= Problem statement =
All lines holding the string "stddev" are to be shown.

= Supplied material =
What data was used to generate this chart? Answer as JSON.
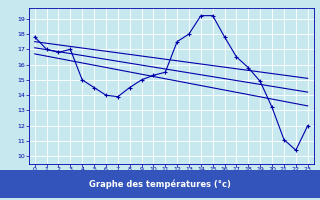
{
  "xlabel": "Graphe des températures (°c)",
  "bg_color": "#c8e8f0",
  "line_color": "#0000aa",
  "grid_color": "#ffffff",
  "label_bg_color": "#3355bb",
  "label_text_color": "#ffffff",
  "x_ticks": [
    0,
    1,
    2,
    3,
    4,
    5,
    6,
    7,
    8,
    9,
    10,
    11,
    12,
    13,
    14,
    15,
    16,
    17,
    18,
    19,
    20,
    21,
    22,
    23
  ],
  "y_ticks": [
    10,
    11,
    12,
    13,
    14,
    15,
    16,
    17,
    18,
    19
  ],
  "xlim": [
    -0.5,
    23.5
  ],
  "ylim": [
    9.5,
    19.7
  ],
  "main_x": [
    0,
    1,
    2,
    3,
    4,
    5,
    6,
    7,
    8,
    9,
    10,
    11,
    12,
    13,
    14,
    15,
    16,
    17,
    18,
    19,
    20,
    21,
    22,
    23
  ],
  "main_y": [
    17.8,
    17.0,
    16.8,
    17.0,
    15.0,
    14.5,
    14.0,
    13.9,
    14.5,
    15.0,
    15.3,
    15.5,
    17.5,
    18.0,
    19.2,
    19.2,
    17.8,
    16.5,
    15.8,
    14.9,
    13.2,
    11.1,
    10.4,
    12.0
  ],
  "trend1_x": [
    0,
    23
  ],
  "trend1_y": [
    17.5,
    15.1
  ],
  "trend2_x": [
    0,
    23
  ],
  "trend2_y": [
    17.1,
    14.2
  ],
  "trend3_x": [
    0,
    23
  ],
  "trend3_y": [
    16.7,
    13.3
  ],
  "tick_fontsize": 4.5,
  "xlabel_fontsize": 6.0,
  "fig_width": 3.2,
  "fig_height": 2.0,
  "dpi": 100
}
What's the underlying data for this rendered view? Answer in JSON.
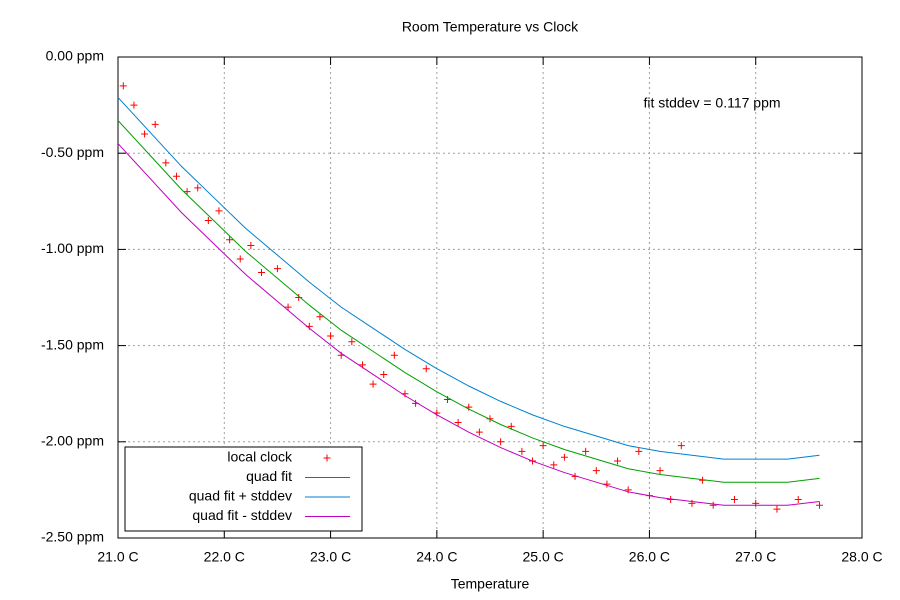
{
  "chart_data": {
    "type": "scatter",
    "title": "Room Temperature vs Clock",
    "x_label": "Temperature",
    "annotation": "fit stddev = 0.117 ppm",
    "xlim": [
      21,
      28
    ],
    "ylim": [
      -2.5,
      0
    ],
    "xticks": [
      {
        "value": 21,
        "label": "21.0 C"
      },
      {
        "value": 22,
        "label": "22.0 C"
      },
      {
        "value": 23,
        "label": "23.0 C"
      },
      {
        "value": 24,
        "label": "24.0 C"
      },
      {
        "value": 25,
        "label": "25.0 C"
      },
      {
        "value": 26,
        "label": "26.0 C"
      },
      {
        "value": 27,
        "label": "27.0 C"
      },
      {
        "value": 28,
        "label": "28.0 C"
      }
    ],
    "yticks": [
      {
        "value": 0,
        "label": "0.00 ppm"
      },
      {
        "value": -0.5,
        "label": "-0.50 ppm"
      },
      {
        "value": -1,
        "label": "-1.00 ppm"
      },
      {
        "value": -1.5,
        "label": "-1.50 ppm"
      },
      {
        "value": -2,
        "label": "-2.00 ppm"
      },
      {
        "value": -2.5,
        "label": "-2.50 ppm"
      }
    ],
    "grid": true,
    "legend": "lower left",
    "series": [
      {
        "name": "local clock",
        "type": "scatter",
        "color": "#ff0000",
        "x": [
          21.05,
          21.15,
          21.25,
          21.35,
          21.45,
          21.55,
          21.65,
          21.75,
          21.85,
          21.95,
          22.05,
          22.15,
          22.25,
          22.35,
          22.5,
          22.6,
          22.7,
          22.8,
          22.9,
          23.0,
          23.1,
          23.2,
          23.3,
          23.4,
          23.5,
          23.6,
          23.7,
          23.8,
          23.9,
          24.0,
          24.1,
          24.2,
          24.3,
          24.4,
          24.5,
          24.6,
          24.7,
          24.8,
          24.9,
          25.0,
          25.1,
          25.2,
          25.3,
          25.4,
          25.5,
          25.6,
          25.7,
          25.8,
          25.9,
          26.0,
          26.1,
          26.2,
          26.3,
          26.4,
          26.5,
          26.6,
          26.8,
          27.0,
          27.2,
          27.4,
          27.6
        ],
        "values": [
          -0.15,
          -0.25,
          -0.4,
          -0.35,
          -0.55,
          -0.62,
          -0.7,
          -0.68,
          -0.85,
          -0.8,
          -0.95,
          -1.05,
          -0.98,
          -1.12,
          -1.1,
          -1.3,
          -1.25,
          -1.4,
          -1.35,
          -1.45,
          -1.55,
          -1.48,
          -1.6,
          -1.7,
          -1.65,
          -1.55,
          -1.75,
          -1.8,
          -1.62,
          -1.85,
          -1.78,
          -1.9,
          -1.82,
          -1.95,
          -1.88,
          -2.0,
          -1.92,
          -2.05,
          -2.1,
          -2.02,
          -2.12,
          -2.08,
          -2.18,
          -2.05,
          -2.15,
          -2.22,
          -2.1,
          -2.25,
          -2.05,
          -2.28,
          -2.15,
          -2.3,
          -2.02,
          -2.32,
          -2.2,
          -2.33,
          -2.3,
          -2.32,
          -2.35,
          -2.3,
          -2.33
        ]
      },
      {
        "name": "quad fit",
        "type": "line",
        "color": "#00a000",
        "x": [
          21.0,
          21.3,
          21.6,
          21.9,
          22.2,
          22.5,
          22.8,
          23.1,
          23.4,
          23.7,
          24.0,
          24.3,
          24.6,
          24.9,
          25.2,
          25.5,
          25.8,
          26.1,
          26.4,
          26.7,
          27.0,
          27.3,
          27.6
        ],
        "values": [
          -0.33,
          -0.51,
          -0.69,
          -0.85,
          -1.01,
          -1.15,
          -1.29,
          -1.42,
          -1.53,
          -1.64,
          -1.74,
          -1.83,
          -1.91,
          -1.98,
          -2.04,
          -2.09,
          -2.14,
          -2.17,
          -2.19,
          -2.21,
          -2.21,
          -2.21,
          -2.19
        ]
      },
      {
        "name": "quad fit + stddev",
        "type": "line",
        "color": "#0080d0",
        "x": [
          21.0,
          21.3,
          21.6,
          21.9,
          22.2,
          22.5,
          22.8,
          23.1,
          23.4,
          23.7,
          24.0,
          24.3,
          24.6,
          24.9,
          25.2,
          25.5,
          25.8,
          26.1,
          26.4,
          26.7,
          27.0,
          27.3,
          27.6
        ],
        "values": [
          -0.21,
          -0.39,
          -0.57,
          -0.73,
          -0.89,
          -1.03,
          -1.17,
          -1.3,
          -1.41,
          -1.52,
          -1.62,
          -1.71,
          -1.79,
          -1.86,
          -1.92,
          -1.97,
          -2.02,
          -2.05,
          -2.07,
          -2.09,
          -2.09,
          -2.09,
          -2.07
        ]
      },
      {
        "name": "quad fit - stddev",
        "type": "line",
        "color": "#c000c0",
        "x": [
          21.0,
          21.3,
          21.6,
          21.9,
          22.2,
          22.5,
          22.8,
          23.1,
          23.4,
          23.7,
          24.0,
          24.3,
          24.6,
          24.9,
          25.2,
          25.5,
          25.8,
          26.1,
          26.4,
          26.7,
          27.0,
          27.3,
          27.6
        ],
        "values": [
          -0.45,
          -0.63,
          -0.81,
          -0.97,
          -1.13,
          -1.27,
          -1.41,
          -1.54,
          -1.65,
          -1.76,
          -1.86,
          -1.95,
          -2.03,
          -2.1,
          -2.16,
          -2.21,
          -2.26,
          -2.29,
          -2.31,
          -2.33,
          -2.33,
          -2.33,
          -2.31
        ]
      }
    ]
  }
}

* * *

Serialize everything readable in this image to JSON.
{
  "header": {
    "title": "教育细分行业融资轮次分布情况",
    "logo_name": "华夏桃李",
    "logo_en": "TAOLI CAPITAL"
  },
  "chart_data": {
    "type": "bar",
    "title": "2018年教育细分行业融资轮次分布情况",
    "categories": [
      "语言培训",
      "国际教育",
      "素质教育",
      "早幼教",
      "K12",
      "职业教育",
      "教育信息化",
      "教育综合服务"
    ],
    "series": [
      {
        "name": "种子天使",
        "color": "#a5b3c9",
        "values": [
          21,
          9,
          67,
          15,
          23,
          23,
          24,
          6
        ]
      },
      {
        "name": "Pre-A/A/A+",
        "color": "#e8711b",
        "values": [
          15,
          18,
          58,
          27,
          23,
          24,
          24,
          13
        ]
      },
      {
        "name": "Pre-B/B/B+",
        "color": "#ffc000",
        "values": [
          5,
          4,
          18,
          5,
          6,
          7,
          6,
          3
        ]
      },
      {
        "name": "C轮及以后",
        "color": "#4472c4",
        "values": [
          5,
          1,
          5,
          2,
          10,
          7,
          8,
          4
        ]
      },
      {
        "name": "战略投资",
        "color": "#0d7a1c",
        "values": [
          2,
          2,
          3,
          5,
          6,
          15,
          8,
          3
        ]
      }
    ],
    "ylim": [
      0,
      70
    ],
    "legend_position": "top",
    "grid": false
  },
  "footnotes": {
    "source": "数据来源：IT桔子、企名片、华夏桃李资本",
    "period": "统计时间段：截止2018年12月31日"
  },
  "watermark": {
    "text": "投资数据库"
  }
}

= Task response =
    "annotation": "fit stddev = 0.117 ppm",
        "name": "quad fit + stddev",
        "name": "quad fit - stddev",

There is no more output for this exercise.